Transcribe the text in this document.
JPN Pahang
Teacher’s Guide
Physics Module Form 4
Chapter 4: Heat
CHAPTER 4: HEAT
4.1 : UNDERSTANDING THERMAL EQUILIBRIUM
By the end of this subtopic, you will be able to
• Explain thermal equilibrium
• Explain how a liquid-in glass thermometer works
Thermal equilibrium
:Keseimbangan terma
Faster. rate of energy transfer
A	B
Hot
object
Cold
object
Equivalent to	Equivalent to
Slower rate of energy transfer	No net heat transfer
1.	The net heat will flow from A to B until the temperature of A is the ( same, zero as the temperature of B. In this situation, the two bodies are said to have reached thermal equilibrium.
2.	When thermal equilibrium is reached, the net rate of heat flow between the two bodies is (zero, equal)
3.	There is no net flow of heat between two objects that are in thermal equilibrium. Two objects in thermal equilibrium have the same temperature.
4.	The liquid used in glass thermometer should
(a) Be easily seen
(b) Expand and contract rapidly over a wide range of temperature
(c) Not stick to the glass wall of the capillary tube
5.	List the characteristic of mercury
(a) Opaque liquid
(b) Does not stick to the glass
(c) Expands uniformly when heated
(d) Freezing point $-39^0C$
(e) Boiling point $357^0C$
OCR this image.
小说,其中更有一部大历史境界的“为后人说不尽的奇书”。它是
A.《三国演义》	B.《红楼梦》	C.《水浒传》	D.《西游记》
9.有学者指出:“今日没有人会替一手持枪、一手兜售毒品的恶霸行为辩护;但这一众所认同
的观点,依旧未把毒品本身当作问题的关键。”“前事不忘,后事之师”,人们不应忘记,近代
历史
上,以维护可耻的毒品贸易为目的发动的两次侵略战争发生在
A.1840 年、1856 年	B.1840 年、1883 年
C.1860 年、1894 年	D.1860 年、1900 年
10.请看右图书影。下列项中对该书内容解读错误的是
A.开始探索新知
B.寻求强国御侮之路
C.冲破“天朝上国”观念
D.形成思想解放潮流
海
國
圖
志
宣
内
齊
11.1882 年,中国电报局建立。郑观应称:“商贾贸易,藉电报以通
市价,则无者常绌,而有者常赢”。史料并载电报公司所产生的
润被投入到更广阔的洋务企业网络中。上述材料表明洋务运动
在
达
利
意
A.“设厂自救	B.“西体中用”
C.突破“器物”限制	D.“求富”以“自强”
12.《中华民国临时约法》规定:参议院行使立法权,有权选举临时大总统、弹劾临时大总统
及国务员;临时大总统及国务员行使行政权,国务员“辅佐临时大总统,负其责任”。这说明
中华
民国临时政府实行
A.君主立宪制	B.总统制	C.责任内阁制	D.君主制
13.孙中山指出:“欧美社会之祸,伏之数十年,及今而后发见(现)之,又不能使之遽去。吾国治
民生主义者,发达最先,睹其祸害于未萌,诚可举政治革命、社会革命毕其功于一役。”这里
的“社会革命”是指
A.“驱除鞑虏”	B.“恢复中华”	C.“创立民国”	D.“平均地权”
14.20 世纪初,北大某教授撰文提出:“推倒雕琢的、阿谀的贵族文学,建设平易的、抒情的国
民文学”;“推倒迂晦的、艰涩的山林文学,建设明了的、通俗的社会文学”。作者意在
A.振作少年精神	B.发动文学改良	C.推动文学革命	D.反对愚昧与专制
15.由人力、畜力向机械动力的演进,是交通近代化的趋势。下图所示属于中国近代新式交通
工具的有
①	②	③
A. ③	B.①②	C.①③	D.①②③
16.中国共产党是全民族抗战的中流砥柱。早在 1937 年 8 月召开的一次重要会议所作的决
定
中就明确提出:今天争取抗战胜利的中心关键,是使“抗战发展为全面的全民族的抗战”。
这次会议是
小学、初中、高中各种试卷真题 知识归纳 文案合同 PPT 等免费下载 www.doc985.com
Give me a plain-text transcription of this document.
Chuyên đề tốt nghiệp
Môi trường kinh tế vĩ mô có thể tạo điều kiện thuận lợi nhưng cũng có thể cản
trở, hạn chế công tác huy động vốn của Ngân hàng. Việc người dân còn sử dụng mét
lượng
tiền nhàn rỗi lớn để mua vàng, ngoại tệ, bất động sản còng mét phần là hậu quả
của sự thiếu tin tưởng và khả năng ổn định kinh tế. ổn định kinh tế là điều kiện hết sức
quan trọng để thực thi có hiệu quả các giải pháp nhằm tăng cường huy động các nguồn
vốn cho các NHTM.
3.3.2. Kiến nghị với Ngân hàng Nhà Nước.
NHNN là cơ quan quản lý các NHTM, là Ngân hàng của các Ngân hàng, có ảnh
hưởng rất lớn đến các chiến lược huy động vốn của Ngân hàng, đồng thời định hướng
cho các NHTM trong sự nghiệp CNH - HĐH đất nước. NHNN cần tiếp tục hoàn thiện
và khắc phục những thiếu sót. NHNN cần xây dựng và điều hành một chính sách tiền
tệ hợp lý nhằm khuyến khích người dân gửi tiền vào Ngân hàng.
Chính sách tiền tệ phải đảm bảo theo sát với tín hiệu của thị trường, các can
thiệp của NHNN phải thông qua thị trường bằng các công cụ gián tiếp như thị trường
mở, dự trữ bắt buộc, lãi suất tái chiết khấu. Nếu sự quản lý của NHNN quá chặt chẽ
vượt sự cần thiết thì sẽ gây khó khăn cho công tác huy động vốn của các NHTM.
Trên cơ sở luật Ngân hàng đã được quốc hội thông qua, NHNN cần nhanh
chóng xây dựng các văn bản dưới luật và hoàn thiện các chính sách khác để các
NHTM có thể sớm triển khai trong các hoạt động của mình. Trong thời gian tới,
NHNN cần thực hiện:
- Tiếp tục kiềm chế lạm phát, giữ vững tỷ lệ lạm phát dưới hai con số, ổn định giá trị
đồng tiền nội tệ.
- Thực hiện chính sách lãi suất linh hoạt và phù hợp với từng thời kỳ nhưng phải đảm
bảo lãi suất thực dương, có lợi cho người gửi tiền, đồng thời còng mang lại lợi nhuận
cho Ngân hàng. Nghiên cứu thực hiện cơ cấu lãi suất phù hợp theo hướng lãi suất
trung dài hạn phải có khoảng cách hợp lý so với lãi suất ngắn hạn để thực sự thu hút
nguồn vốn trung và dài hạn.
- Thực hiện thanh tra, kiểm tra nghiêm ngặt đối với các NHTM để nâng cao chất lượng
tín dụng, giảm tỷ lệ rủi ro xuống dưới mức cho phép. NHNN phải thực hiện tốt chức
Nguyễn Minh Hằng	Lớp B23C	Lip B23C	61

• • • •

GOAL: Return every line from the one holding "Give me a plain-text" through the end of the data, exactly as it appears, with both ends kept and nothing else.

EXERCISE OUTPUT:
Give me a plain-text transcription of this document.
Chuyên đề tốt nghiệp
Môi trường kinh tế vĩ mô có thể tạo điều kiện thuận lợi nhưng cũng có thể cản
trở, hạn chế công tác huy động vốn của Ngân hàng. Việc người dân còn sử dụng mét
lượng
tiền nhàn rỗi lớn để mua vàng, ngoại tệ, bất động sản còng mét phần là hậu quả
của sự thiếu tin tưởng và khả năng ổn định kinh tế. ổn định kinh tế là điều kiện hết sức
quan trọng để thực thi có hiệu quả các giải pháp nhằm tăng cường huy động các nguồn
vốn cho các NHTM.
3.3.2. Kiến nghị với Ngân hàng Nhà Nước.
NHNN là cơ quan quản lý các NHTM, là Ngân hàng của các Ngân hàng, có ảnh
hưởng rất lớn đến các chiến lược huy động vốn của Ngân hàng, đồng thời định hướng
cho các NHTM trong sự nghiệp CNH - HĐH đất nước. NHNN cần tiếp tục hoàn thiện
và khắc phục những thiếu sót. NHNN cần xây dựng và điều hành một chính sách tiền
tệ hợp lý nhằm khuyến khích người dân gửi tiền vào Ngân hàng.
Chính sách tiền tệ phải đảm bảo theo sát với tín hiệu của thị trường, các can
thiệp của NHNN phải thông qua thị trường bằng các công cụ gián tiếp như thị trường
mở, dự trữ bắt buộc, lãi suất tái chiết khấu. Nếu sự quản lý của NHNN quá chặt chẽ
vượt sự cần thiết thì sẽ gây khó khăn cho công tác huy động vốn của các NHTM.
Trên cơ sở luật Ngân hàng đã được quốc hội thông qua, NHNN cần nhanh
chóng xây dựng các văn bản dưới luật và hoàn thiện các chính sách khác để các
NHTM có thể sớm triển khai trong các hoạt động của mình. Trong thời gian tới,
NHNN cần thực hiện:
- Tiếp tục kiềm chế lạm phát, giữ vững tỷ lệ lạm phát dưới hai con số, ổn định giá trị
đồng tiền nội tệ.
- Thực hiện chính sách lãi suất linh hoạt và phù hợp với từng thời kỳ nhưng phải đảm
bảo lãi suất thực dương, có lợi cho người gửi tiền, đồng thời còng mang lại lợi nhuận
cho Ngân hàng. Nghiên cứu thực hiện cơ cấu lãi suất phù hợp theo hướng lãi suất
trung dài hạn phải có khoảng cách hợp lý so với lãi suất ngắn hạn để thực sự thu hút
nguồn vốn trung và dài hạn.
- Thực hiện thanh tra, kiểm tra nghiêm ngặt đối với các NHTM để nâng cao chất lượng
tín dụng, giảm tỷ lệ rủi ro xuống dưới mức cho phép. NHNN phải thực hiện tốt chức
Nguyễn Minh Hằng	Lớp B23C	Lip B23C	61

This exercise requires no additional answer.